## Work to be completed
Sort through the entries below and pull out lines containing the word "Option".

## Record extracts
==============================

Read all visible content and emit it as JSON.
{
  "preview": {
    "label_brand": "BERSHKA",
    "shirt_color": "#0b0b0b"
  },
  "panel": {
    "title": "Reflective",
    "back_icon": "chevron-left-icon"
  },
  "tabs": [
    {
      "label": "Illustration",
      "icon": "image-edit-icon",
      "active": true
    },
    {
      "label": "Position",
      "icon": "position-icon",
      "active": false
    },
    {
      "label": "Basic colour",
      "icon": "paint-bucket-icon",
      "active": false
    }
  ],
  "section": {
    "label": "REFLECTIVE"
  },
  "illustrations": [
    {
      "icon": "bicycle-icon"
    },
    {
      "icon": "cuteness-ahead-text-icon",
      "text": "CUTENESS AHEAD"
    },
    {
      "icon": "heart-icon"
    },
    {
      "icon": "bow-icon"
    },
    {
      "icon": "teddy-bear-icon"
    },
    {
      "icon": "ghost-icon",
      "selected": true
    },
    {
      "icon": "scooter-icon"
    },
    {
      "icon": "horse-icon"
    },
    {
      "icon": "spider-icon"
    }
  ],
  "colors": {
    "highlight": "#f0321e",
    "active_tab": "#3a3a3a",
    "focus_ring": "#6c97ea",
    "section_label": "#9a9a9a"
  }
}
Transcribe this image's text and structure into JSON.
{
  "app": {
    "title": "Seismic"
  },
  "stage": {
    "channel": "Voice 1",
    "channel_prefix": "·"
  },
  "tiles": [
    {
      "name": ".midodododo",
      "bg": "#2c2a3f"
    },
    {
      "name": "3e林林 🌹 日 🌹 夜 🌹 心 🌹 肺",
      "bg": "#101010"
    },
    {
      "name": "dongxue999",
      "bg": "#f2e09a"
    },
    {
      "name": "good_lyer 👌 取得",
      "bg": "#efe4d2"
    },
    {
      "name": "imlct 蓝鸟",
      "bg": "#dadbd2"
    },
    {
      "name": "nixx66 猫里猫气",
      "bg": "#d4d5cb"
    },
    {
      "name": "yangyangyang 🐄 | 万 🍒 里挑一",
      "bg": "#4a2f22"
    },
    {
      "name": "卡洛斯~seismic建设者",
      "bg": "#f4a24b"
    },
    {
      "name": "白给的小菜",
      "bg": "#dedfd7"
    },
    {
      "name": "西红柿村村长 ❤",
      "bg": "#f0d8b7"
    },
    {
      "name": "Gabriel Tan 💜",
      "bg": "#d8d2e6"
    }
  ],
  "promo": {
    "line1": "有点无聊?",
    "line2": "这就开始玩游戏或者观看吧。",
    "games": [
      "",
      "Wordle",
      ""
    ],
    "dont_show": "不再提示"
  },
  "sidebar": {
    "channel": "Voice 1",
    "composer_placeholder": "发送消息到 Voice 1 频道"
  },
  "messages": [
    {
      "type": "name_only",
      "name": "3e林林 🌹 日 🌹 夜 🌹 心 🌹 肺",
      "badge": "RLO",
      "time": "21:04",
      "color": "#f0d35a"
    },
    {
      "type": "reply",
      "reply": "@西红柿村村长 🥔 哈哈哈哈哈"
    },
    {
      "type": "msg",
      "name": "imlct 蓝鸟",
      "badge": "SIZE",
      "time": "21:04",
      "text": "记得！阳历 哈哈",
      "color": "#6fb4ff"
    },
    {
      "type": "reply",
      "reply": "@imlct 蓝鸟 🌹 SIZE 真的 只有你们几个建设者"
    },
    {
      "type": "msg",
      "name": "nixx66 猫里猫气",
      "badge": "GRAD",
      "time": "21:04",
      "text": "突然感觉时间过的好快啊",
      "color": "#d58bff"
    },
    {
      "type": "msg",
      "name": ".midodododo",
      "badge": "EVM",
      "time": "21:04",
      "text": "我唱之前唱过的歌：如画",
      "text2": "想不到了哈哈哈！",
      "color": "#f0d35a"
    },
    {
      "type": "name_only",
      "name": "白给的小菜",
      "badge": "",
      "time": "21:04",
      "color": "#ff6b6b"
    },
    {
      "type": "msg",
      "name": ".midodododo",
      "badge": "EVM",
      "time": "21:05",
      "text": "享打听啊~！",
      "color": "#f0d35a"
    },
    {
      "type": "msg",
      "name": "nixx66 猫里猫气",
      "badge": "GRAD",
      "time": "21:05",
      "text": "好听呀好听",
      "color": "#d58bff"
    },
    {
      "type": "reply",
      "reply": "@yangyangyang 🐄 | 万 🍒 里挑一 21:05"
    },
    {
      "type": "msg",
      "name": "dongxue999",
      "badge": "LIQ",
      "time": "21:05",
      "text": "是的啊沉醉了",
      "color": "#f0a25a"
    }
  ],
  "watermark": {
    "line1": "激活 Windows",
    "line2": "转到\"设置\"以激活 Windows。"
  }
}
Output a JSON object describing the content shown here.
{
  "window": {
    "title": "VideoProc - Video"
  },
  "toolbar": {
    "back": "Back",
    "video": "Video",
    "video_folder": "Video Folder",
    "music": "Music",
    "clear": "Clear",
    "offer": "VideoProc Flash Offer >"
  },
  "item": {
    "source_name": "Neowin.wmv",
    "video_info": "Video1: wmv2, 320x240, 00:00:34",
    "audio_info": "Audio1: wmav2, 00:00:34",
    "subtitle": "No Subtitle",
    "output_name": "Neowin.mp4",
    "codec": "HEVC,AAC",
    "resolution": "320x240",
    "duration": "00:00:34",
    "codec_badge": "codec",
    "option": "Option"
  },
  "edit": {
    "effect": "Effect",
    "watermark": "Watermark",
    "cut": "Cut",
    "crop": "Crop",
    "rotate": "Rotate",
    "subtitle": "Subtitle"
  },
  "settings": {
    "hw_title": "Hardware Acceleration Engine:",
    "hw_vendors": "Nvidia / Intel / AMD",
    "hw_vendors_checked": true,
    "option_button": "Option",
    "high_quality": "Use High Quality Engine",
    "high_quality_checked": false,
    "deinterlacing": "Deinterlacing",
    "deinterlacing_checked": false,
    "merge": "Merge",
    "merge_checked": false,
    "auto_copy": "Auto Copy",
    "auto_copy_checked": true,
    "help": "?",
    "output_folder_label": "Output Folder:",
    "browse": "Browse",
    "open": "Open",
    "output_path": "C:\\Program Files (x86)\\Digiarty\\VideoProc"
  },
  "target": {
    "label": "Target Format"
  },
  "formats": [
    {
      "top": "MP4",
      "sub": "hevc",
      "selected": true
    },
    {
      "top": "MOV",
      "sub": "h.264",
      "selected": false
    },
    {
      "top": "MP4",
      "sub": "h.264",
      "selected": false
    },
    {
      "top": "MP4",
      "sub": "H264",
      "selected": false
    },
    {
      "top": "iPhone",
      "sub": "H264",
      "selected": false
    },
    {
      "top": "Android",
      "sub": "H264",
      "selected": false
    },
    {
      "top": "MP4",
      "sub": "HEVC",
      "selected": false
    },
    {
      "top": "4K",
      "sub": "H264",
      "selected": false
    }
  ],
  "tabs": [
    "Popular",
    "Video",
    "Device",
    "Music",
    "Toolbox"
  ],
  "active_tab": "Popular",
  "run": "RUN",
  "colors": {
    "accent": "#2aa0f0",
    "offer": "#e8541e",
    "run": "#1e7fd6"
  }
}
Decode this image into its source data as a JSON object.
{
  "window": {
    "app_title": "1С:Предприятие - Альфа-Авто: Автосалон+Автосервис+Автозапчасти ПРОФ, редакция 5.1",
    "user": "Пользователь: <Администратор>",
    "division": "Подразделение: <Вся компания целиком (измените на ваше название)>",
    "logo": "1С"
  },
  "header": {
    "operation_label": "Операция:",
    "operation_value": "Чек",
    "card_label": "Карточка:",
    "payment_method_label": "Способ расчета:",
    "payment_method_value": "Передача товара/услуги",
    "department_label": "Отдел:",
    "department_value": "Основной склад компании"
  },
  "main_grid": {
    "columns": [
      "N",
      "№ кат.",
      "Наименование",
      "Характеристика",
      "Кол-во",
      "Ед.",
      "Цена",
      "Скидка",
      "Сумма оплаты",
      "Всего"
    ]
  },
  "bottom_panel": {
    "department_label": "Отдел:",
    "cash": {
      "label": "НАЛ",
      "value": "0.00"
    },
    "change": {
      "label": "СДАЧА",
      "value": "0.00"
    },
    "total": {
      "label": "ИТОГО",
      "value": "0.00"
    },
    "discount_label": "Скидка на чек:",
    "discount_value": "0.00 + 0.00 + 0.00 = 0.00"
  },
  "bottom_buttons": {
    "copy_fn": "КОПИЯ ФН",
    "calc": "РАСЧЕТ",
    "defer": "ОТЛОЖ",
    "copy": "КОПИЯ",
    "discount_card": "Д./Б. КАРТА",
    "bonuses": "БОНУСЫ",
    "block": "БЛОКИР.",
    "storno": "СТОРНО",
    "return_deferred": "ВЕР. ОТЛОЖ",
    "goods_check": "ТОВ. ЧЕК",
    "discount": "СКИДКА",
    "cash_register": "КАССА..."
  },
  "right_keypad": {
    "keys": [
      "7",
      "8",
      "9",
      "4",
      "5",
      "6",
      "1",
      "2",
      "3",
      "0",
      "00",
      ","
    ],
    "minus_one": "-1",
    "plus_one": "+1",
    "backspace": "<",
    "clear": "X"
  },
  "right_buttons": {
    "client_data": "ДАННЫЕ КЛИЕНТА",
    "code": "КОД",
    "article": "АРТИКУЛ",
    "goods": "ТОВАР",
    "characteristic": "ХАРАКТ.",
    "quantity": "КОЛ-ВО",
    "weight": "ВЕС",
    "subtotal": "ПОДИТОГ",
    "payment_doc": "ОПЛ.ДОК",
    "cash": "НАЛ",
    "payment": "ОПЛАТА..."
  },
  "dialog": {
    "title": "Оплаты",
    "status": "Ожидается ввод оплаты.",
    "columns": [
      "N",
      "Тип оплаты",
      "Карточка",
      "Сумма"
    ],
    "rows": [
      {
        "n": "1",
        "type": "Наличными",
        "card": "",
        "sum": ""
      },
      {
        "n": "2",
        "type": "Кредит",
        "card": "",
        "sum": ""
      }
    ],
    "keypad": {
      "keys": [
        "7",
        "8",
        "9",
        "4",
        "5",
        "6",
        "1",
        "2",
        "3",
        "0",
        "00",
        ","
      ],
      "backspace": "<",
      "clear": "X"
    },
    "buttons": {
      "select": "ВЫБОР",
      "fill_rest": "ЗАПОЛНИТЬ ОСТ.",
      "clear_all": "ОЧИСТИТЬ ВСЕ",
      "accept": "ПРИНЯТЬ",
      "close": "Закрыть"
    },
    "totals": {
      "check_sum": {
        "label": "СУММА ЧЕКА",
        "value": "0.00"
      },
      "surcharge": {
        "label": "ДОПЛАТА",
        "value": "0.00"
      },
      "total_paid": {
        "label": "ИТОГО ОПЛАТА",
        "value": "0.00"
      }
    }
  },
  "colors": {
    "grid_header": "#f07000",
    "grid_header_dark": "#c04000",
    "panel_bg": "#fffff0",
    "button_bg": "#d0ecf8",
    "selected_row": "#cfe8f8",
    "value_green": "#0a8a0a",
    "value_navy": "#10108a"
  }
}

==============================

## Written reply
    "option": "Option"
    "option_button": "Option",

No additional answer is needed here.